# SHORT TASK:
Exactly repeat the material, dropping only the pictures.

# GIVEN INFORMATION:

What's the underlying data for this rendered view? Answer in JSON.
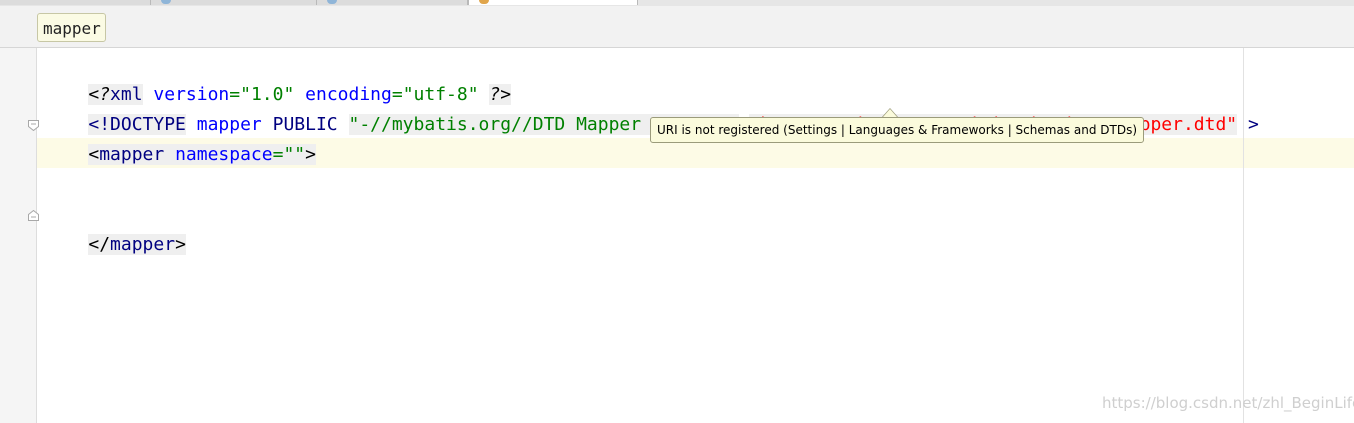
{
  "breadcrumb": {
    "element": "mapper"
  },
  "editor": {
    "line1": {
      "open": "<?",
      "name": "xml",
      "attr1": "version",
      "eq1": "=",
      "val1": "\"1.0\"",
      "attr2": "encoding",
      "eq2": "=",
      "val2": "\"utf-8\"",
      "close": "?>"
    },
    "line2": {
      "open": "<!DOCTYPE",
      "root": "mapper",
      "keyword": "PUBLIC",
      "public_id": "\"-//mybatis.org//DTD Mapper 3.0//EN\"",
      "system_id": "\"http://mybatis.org/dtd/mybatis-3-mapper.dtd\"",
      "close": ">"
    },
    "line3": {
      "open": "<",
      "tag": "mapper",
      "attr": "namespace",
      "eq": "=",
      "val": "\"\"",
      "close": ">"
    },
    "line6": {
      "open": "</",
      "tag": "mapper",
      "close": ">"
    }
  },
  "tooltip": {
    "text": "URI is not registered (Settings | Languages & Frameworks | Schemas and DTDs)"
  },
  "watermark": "https://blog.csdn.net/zhl_BeginLife",
  "colors": {
    "tag": "#000080",
    "attribute": "#0000ff",
    "value": "#008000",
    "unregistered_uri": "#ff0000",
    "caret_line": "#fdfbe6",
    "tooltip_bg": "#fbfbdc"
  }
}
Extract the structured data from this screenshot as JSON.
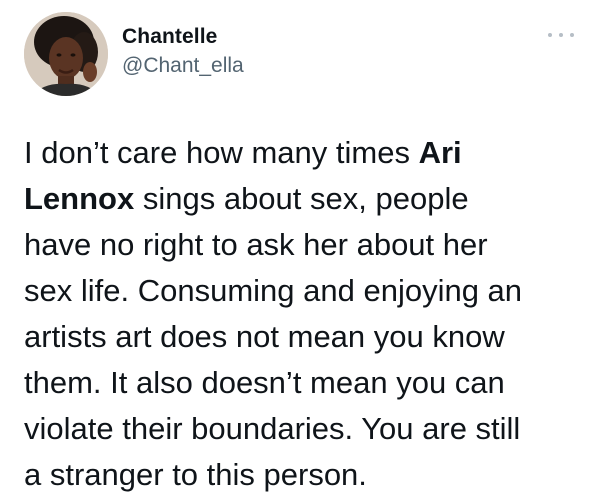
{
  "author": {
    "display_name": "Chantelle",
    "handle": "@Chant_ella",
    "avatar_icon": "profile-photo-icon"
  },
  "menu": {
    "icon": "more-horizontal-icon"
  },
  "tweet": {
    "segments": [
      {
        "text": "I don’t care how many times ",
        "bold": false
      },
      {
        "text": "Ari\nLennox",
        "bold": true
      },
      {
        "text": " sings about sex, people\nhave no right to ask her about her\nsex life. Consuming and enjoying an\nartists art does not mean you know\nthem. It also doesn’t mean you can\nviolate their boundaries. You are still\na stranger to this person.",
        "bold": false
      }
    ]
  },
  "colors": {
    "text": "#0f1419",
    "secondary": "#536471",
    "icon": "#b6bec6"
  }
}
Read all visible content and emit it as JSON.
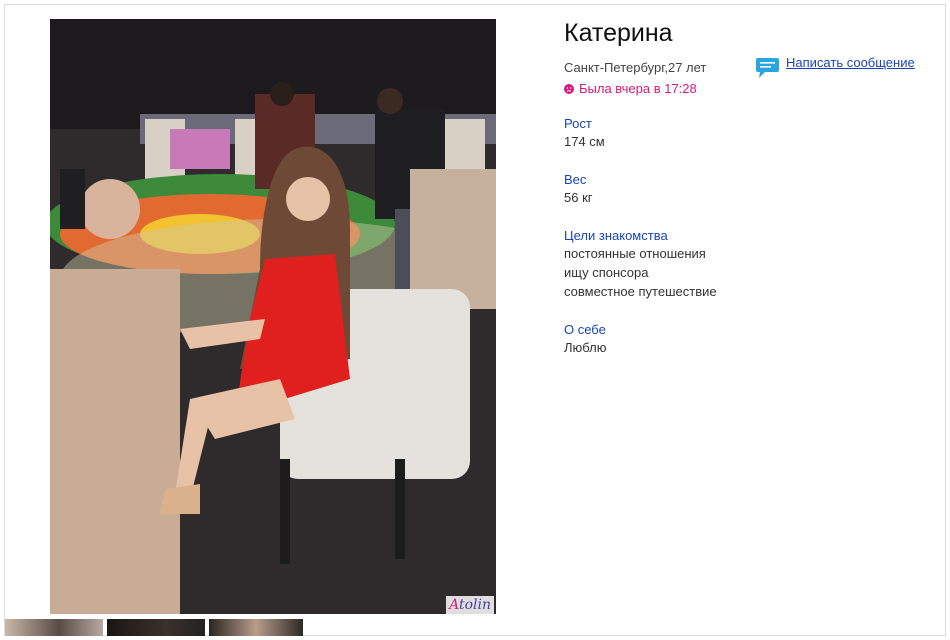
{
  "photo": {
    "watermark_prefix": "A",
    "watermark_rest": "tolin"
  },
  "profile": {
    "name": "Катерина",
    "location_age": "Санкт-Петербург,27 лет",
    "last_seen": "Была вчера в 17:28",
    "message_link": "Написать сообщение"
  },
  "details": [
    {
      "label": "Рост",
      "values": [
        "174 см"
      ]
    },
    {
      "label": "Вес",
      "values": [
        "56 кг"
      ]
    },
    {
      "label": "Цели знакомства",
      "values": [
        "постоянные отношения",
        "ищу спонсора",
        "совместное путешествие"
      ]
    },
    {
      "label": "О себе",
      "values": [
        "Люблю"
      ]
    }
  ],
  "colors": {
    "accent_link": "#1a44b8",
    "status_pink": "#d6187a",
    "message_icon": "#2aa6de"
  },
  "icons": {
    "status": "sad-face-icon",
    "message": "chat-bubble-icon"
  }
}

# RESULT FOR THIS TASK:
What's the underlying data for this rendered view? Answer in JSON.
{
  "breadcrumb": {
    "element": "mapper"
  },
  "editor": {
    "line1": {
      "open": "<?",
      "name": "xml",
      "attr1": "version",
      "eq1": "=",
      "val1": "\"1.0\"",
      "attr2": "encoding",
      "eq2": "=",
      "val2": "\"utf-8\"",
      "close": "?>"
    },
    "line2": {
      "open": "<!DOCTYPE",
      "root": "mapper",
      "keyword": "PUBLIC",
      "public_id": "\"-//mybatis.org//DTD Mapper 3.0//EN\"",
      "system_id": "\"http://mybatis.org/dtd/mybatis-3-mapper.dtd\"",
      "close": ">"
    },
    "line3": {
      "open": "<",
      "tag": "mapper",
      "attr": "namespace",
      "eq": "=",
      "val": "\"\"",
      "close": ">"
    },
    "line6": {
      "open": "</",
      "tag": "mapper",
      "close": ">"
    }
  },
  "tooltip": {
    "text": "URI is not registered (Settings | Languages & Frameworks | Schemas and DTDs)"
  },
  "watermark": "https://blog.csdn.net/zhl_BeginLife",
  "colors": {
    "tag": "#000080",
    "attribute": "#0000ff",
    "value": "#008000",
    "unregistered_uri": "#ff0000",
    "caret_line": "#fdfbe6",
    "tooltip_bg": "#fbfbdc"
  }
}
Extract the structured data from this screenshot as JSON.
{
  "author": {
    "display_name": "Chantelle",
    "handle": "@Chant_ella",
    "avatar_icon": "profile-photo-icon"
  },
  "menu": {
    "icon": "more-horizontal-icon"
  },
  "tweet": {
    "segments": [
      {
        "text": "I don’t care how many times ",
        "bold": false
      },
      {
        "text": "Ari\nLennox",
        "bold": true
      },
      {
        "text": " sings about sex, people\nhave no right to ask her about her\nsex life. Consuming and enjoying an\nartists art does not mean you know\nthem. It also doesn’t mean you can\nviolate their boundaries. You are still\na stranger to this person.",
        "bold": false
      }
    ]
  },
  "colors": {
    "text": "#0f1419",
    "secondary": "#536471",
    "icon": "#b6bec6"
  }
}
Read all visible content and emit it as JSON.
{
  "photo": {
    "watermark_prefix": "A",
    "watermark_rest": "tolin"
  },
  "profile": {
    "name": "Катерина",
    "location_age": "Санкт-Петербург,27 лет",
    "last_seen": "Была вчера в 17:28",
    "message_link": "Написать сообщение"
  },
  "details": [
    {
      "label": "Рост",
      "values": [
        "174 см"
      ]
    },
    {
      "label": "Вес",
      "values": [
        "56 кг"
      ]
    },
    {
      "label": "Цели знакомства",
      "values": [
        "постоянные отношения",
        "ищу спонсора",
        "совместное путешествие"
      ]
    },
    {
      "label": "О себе",
      "values": [
        "Люблю"
      ]
    }
  ],
  "colors": {
    "accent_link": "#1a44b8",
    "status_pink": "#d6187a",
    "message_icon": "#2aa6de"
  },
  "icons": {
    "status": "sad-face-icon",
    "message": "chat-bubble-icon"
  }
}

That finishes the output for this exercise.